## [Requirements]
In the entries below, find every line with "liquid" and copy it.

[Items from a data source]
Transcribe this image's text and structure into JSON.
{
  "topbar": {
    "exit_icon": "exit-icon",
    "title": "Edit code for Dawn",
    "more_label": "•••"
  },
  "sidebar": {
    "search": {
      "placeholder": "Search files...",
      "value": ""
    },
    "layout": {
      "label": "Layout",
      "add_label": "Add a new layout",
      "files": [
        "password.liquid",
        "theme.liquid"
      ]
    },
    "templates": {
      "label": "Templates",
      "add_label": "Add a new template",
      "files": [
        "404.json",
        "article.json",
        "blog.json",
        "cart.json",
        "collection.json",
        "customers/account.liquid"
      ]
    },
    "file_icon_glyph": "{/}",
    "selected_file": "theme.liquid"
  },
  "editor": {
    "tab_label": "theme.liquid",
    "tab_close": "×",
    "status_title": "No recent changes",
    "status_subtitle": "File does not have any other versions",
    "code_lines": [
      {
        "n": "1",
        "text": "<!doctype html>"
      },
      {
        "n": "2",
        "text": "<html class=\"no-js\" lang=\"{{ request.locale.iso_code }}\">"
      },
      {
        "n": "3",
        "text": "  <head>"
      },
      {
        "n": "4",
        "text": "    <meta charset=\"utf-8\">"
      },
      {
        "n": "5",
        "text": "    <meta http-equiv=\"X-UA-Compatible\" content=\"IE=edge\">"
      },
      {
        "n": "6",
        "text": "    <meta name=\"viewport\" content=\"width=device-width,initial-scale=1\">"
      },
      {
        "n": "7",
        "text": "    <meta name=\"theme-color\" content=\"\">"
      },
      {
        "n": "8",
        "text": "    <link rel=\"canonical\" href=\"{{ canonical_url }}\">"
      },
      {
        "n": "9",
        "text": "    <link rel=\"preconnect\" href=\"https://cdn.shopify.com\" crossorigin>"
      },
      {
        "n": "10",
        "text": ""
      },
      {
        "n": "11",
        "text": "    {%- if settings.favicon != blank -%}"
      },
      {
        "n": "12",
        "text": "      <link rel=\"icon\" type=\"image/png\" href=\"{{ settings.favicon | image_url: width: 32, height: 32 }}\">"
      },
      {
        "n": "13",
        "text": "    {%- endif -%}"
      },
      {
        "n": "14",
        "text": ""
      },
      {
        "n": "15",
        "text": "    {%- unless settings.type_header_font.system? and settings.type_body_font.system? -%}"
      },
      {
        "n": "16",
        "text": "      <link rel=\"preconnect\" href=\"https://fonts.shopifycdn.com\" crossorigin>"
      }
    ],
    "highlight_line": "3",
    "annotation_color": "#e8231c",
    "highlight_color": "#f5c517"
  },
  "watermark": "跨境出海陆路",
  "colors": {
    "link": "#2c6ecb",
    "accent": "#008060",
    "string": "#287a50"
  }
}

## [Exercise output]
        "password.liquid",
        "theme.liquid"
        "customers/account.liquid"
    "selected_file": "theme.liquid"
    "tab_label": "theme.liquid",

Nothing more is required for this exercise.